Campeões olímpicos, mundiais amadores e jovens em ascensão têm, pela primeira vez desde 1962, permissão do governo de Cuba para voltar a competir no circuito profissional de boxe.

A participação de cubanos no boxe profissional havia sido proibida após a implantação do regime comunista, sob o argumento de que beneficiava exclusivamente empresários e por não existir preocupação com o bem-estar dos pugilistas.

Dois dos maiores ídolos do boxe cubano, os tricampeões olímpicos Teófilo Stevenson e Félix Savon, que dominaram, respectivamente, as décadas de 70 e 90, permaneceram toda a carreira no amadorismo. No caso de Stevenson, não faltaram ofertas milionárias para que fizesse uma luta com o norte-americano campeão profissional Muhammad Ali.

O card que marca esse retorno está previsto para esta sexta (20), com transmissão para o Brasil pela ESPN4, às 22h. Estão programadas participações de cubanos campeões em Jogos Olímpicos e Mundiais amadores, como os bi olímpicos Julio Cesar la Cruz e Roniel Iglesias.

◆ DADOS ARMAZENADOS ◆
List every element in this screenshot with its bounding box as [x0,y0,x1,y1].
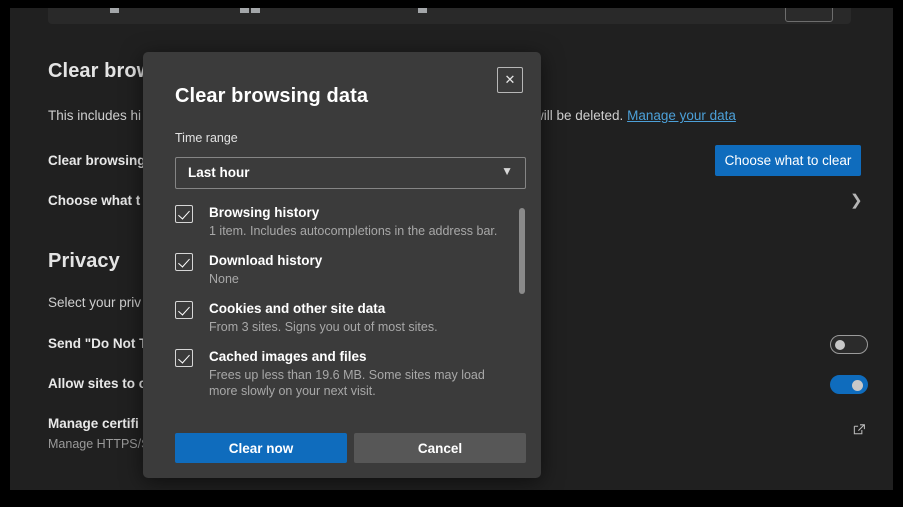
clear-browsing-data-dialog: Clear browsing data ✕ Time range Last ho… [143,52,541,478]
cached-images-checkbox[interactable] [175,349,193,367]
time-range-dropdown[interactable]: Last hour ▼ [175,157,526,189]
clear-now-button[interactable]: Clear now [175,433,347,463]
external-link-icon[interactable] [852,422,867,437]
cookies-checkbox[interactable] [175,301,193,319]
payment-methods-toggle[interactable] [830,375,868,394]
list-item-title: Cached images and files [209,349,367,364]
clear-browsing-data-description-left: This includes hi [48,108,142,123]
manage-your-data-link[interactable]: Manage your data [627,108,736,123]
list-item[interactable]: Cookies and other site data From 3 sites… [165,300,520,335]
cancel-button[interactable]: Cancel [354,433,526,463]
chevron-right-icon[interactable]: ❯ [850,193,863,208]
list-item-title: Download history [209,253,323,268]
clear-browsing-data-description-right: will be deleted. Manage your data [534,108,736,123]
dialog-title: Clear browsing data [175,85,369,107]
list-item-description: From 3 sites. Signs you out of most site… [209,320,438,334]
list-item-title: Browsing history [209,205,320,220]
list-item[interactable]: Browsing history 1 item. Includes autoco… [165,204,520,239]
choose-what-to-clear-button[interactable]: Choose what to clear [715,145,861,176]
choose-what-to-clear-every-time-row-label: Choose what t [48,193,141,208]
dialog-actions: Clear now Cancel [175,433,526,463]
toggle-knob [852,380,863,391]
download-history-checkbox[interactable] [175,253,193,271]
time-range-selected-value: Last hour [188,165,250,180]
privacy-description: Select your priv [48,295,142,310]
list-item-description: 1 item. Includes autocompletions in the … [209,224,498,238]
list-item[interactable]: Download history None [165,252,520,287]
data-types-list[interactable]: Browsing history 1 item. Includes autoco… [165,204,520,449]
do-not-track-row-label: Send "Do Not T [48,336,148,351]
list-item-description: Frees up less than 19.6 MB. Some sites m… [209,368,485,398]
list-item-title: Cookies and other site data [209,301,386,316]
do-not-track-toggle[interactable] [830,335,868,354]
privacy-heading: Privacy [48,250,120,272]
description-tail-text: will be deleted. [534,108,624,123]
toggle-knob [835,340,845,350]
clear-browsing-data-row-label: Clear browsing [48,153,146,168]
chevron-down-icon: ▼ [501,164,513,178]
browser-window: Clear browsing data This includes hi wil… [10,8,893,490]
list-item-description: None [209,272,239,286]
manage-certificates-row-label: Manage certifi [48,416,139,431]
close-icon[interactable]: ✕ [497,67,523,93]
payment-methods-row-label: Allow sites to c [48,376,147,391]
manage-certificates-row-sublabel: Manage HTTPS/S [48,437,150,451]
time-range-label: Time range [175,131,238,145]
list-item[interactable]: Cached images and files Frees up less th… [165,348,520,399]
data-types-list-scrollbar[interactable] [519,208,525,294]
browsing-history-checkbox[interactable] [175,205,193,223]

...

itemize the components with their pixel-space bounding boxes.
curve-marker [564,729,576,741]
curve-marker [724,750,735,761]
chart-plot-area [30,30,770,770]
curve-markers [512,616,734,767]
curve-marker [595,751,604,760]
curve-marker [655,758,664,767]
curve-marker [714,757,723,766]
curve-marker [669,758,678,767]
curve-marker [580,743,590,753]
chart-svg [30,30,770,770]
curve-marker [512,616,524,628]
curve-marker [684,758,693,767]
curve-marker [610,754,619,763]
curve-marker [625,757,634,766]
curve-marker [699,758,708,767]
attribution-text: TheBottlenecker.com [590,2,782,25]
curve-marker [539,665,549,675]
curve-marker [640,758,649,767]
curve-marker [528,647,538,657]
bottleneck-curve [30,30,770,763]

--

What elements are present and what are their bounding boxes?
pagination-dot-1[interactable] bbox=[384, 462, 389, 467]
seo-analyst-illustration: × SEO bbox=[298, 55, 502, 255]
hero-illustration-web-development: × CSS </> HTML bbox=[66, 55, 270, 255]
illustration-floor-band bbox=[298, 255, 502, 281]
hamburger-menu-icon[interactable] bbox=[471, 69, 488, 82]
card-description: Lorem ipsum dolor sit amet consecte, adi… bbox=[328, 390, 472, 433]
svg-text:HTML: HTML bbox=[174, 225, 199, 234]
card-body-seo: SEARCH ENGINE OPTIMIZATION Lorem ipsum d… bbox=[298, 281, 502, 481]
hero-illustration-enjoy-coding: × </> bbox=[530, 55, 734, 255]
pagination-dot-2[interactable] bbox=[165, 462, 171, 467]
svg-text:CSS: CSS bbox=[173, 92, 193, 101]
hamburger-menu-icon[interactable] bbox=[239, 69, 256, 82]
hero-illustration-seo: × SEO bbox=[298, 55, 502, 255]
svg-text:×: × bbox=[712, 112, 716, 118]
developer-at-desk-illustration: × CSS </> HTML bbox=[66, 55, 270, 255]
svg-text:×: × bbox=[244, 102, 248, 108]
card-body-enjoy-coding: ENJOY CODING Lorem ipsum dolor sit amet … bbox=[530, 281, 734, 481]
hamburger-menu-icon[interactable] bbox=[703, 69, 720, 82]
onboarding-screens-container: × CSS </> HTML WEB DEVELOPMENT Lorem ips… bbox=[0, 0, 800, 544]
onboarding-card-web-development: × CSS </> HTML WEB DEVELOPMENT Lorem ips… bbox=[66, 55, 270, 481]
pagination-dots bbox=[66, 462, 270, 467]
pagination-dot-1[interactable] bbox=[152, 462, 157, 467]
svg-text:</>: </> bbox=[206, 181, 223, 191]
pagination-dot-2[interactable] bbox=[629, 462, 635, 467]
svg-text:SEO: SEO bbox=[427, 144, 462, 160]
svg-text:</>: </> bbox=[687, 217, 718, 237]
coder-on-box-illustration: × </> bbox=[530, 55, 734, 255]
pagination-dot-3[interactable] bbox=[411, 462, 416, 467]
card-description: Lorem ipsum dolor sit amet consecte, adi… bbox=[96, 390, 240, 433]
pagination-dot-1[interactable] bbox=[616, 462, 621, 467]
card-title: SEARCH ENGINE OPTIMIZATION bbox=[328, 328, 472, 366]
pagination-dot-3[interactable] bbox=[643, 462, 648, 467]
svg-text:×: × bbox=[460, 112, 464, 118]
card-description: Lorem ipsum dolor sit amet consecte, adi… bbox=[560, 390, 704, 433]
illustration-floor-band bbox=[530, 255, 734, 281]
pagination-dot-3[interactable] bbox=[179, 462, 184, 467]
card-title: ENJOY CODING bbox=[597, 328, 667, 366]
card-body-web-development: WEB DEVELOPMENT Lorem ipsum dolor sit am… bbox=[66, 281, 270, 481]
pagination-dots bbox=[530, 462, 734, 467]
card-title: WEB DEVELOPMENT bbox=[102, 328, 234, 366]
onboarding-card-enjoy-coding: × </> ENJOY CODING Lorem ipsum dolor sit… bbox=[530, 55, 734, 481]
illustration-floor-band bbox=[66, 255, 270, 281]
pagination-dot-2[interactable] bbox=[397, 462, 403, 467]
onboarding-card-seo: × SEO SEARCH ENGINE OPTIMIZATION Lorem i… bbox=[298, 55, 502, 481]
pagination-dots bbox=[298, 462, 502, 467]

◆ INSTRUÇÃO DADA ◆
Dê sequência ao texto sobre o retorno dos boxeadores cubanos ao boxe profissional, começando logo após a última frase apresentada. Os registros não têm relação alguma com o texto.

◆ RESULTADO DO EXERCÍCIO ◆
Roniel Iglesias, bicampeão olímpico, atuará em lutas profissionais - Yuri Cortez - 4.ago.16/AFP

O objetivo é que esses atletas cubanos escalem os rankings e cheguem à disputa de títulos mundiais profissionais, mas a prioridade continua sendo a participação em Olimpíadas, Mundiais amadores, Jogos Pan-Americanos, Centro-Americanos, entre outras competições disputadas sob regras olímpicas, importante para a imagem que o país projeta para o mundo.

Ou seja, Cuba tem a última palavra no que se refere à participação de seus atletas em eventos. Na prática, o governo cubano, por meio de seus dirigentes esportivos, assumirá o papel de "manager" dos atletas.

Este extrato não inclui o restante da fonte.